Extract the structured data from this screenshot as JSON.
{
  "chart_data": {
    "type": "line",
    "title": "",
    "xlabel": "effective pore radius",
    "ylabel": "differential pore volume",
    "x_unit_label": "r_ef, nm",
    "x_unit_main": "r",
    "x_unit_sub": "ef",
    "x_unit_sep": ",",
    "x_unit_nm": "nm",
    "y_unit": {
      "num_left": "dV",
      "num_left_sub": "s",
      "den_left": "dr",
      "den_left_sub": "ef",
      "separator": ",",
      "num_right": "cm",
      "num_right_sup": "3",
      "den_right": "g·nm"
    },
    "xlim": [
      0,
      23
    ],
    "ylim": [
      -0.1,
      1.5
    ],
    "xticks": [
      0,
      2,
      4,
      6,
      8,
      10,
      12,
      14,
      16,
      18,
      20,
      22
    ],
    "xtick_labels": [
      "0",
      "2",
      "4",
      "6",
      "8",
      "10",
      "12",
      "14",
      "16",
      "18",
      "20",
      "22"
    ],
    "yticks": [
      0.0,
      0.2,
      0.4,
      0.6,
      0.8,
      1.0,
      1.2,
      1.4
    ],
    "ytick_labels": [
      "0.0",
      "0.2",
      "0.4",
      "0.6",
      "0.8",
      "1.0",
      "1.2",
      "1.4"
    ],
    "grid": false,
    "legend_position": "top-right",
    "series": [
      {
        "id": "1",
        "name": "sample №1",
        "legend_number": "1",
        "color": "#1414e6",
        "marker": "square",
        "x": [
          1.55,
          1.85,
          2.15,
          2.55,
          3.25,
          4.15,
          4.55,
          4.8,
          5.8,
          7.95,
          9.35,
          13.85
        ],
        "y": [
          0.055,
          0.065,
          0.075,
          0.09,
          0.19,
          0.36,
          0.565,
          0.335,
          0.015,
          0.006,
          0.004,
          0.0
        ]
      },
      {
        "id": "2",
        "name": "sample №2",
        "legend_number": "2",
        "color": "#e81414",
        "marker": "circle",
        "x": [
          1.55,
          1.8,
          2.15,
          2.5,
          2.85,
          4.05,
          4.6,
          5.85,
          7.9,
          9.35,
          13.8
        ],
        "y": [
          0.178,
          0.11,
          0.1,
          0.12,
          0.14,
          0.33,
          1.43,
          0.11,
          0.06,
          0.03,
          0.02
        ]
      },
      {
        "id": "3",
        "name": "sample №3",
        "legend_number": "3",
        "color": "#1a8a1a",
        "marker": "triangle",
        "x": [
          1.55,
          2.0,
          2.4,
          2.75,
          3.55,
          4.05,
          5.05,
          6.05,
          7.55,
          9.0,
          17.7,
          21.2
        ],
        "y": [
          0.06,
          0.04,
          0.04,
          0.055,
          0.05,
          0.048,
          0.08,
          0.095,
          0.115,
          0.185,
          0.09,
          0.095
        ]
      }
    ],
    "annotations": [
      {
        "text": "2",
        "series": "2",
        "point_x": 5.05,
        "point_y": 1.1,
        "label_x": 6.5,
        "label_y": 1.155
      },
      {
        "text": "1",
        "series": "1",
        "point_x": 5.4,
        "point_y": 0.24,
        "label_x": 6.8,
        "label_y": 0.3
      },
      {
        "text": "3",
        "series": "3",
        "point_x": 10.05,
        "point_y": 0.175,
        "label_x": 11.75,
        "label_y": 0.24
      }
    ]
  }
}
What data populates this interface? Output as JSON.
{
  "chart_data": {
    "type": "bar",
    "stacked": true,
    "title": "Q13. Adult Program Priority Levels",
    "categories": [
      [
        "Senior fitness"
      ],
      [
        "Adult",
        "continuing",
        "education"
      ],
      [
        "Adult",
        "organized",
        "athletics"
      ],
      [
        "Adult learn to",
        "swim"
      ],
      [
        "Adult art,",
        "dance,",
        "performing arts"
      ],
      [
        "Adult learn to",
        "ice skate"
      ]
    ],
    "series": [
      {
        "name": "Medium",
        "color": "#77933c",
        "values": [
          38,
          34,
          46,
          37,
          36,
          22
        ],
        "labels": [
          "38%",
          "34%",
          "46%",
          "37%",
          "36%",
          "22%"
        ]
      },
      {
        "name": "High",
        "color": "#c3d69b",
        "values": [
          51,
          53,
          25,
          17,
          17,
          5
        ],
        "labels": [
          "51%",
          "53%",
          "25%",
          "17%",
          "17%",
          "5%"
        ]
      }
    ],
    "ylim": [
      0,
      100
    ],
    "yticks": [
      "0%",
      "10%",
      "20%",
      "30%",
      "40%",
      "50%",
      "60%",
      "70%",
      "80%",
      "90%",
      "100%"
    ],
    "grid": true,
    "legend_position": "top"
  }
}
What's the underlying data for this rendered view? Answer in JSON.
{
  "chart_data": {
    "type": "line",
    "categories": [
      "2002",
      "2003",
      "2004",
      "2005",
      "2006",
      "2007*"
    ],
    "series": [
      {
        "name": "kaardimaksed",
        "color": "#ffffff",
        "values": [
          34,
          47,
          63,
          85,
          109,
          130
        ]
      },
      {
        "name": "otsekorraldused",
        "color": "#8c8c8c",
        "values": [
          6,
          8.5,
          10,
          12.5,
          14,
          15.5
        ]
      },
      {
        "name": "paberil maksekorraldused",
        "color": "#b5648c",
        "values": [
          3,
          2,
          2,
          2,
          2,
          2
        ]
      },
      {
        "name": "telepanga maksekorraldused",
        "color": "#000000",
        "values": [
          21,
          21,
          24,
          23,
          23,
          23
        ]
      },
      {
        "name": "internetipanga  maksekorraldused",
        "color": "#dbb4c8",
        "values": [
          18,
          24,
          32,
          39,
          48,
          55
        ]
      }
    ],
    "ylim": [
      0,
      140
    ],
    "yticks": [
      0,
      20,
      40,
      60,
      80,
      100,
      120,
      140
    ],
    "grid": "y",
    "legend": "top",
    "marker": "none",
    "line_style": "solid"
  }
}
--*--
Direction — Write out all the entries exactly.

Finished answer —
Extract the structured data from this screenshot as JSON.
{
  "chart_data": {
    "type": "line",
    "title": "",
    "xlabel": "effective pore radius",
    "ylabel": "differential pore volume",
    "x_unit_label": "r_ef, nm",
    "x_unit_main": "r",
    "x_unit_sub": "ef",
    "x_unit_sep": ",",
    "x_unit_nm": "nm",
    "y_unit": {
      "num_left": "dV",
      "num_left_sub": "s",
      "den_left": "dr",
      "den_left_sub": "ef",
      "separator": ",",
      "num_right": "cm",
      "num_right_sup": "3",
      "den_right": "g·nm"
    },
    "xlim": [
      0,
      23
    ],
    "ylim": [
      -0.1,
      1.5
    ],
    "xticks": [
      0,
      2,
      4,
      6,
      8,
      10,
      12,
      14,
      16,
      18,
      20,
      22
    ],
    "xtick_labels": [
      "0",
      "2",
      "4",
      "6",
      "8",
      "10",
      "12",
      "14",
      "16",
      "18",
      "20",
      "22"
    ],
    "yticks": [
      0.0,
      0.2,
      0.4,
      0.6,
      0.8,
      1.0,
      1.2,
      1.4
    ],
    "ytick_labels": [
      "0.0",
      "0.2",
      "0.4",
      "0.6",
      "0.8",
      "1.0",
      "1.2",
      "1.4"
    ],
    "grid": false,
    "legend_position": "top-right",
    "series": [
      {
        "id": "1",
        "name": "sample №1",
        "legend_number": "1",
        "color": "#1414e6",
        "marker": "square",
        "x": [
          1.55,
          1.85,
          2.15,
          2.55,
          3.25,
          4.15,
          4.55,
          4.8,
          5.8,
          7.95,
          9.35,
          13.85
        ],
        "y": [
          0.055,
          0.065,
          0.075,
          0.09,
          0.19,
          0.36,
          0.565,
          0.335,
          0.015,
          0.006,
          0.004,
          0.0
        ]
      },
      {
        "id": "2",
        "name": "sample №2",
        "legend_number": "2",
        "color": "#e81414",
        "marker": "circle",
        "x": [
          1.55,
          1.8,
          2.15,
          2.5,
          2.85,
          4.05,
          4.6,
          5.85,
          7.9,
          9.35,
          13.8
        ],
        "y": [
          0.178,
          0.11,
          0.1,
          0.12,
          0.14,
          0.33,
          1.43,
          0.11,
          0.06,
          0.03,
          0.02
        ]
      },
      {
        "id": "3",
        "name": "sample №3",
        "legend_number": "3",
        "color": "#1a8a1a",
        "marker": "triangle",
        "x": [
          1.55,
          2.0,
          2.4,
          2.75,
          3.55,
          4.05,
          5.05,
          6.05,
          7.55,
          9.0,
          17.7,
          21.2
        ],
        "y": [
          0.06,
          0.04,
          0.04,
          0.055,
          0.05,
          0.048,
          0.08,
          0.095,
          0.115,
          0.185,
          0.09,
          0.095
        ]
      }
    ],
    "annotations": [
      {
        "text": "2",
        "series": "2",
        "point_x": 5.05,
        "point_y": 1.1,
        "label_x": 6.5,
        "label_y": 1.155
      },
      {
        "text": "1",
        "series": "1",
        "point_x": 5.4,
        "point_y": 0.24,
        "label_x": 6.8,
        "label_y": 0.3
      },
      {
        "text": "3",
        "series": "3",
        "point_x": 10.05,
        "point_y": 0.175,
        "label_x": 11.75,
        "label_y": 0.24
      }
    ]
  }
}
What data populates this interface? Output as JSON.
{
  "chart_data": {
    "type": "bar",
    "stacked": true,
    "title": "Q13. Adult Program Priority Levels",
    "categories": [
      [
        "Senior fitness"
      ],
      [
        "Adult",
        "continuing",
        "education"
      ],
      [
        "Adult",
        "organized",
        "athletics"
      ],
      [
        "Adult learn to",
        "swim"
      ],
      [
        "Adult art,",
        "dance,",
        "performing arts"
      ],
      [
        "Adult learn to",
        "ice skate"
      ]
    ],
    "series": [
      {
        "name": "Medium",
        "color": "#77933c",
        "values": [
          38,
          34,
          46,
          37,
          36,
          22
        ],
        "labels": [
          "38%",
          "34%",
          "46%",
          "37%",
          "36%",
          "22%"
        ]
      },
      {
        "name": "High",
        "color": "#c3d69b",
        "values": [
          51,
          53,
          25,
          17,
          17,
          5
        ],
        "labels": [
          "51%",
          "53%",
          "25%",
          "17%",
          "17%",
          "5%"
        ]
      }
    ],
    "ylim": [
      0,
      100
    ],
    "yticks": [
      "0%",
      "10%",
      "20%",
      "30%",
      "40%",
      "50%",
      "60%",
      "70%",
      "80%",
      "90%",
      "100%"
    ],
    "grid": true,
    "legend_position": "top"
  }
}
What's the underlying data for this rendered view? Answer in JSON.
{
  "chart_data": {
    "type": "line",
    "categories": [
      "2002",
      "2003",
      "2004",
      "2005",
      "2006",
      "2007*"
    ],
    "series": [
      {
        "name": "kaardimaksed",
        "color": "#ffffff",
        "values": [
          34,
          47,
          63,
          85,
          109,
          130
        ]
      },
      {
        "name": "otsekorraldused",
        "color": "#8c8c8c",
        "values": [
          6,
          8.5,
          10,
          12.5,
          14,
          15.5
        ]
      },
      {
        "name": "paberil maksekorraldused",
        "color": "#b5648c",
        "values": [
          3,
          2,
          2,
          2,
          2,
          2
        ]
      },
      {
        "name": "telepanga maksekorraldused",
        "color": "#000000",
        "values": [
          21,
          21,
          24,
          23,
          23,
          23
        ]
      },
      {
        "name": "internetipanga  maksekorraldused",
        "color": "#dbb4c8",
        "values": [
          18,
          24,
          32,
          39,
          48,
          55
        ]
      }
    ],
    "ylim": [
      0,
      140
    ],
    "yticks": [
      0,
      20,
      40,
      60,
      80,
      100,
      120,
      140
    ],
    "grid": "y",
    "legend": "top",
    "marker": "none",
    "line_style": "solid"
  }
}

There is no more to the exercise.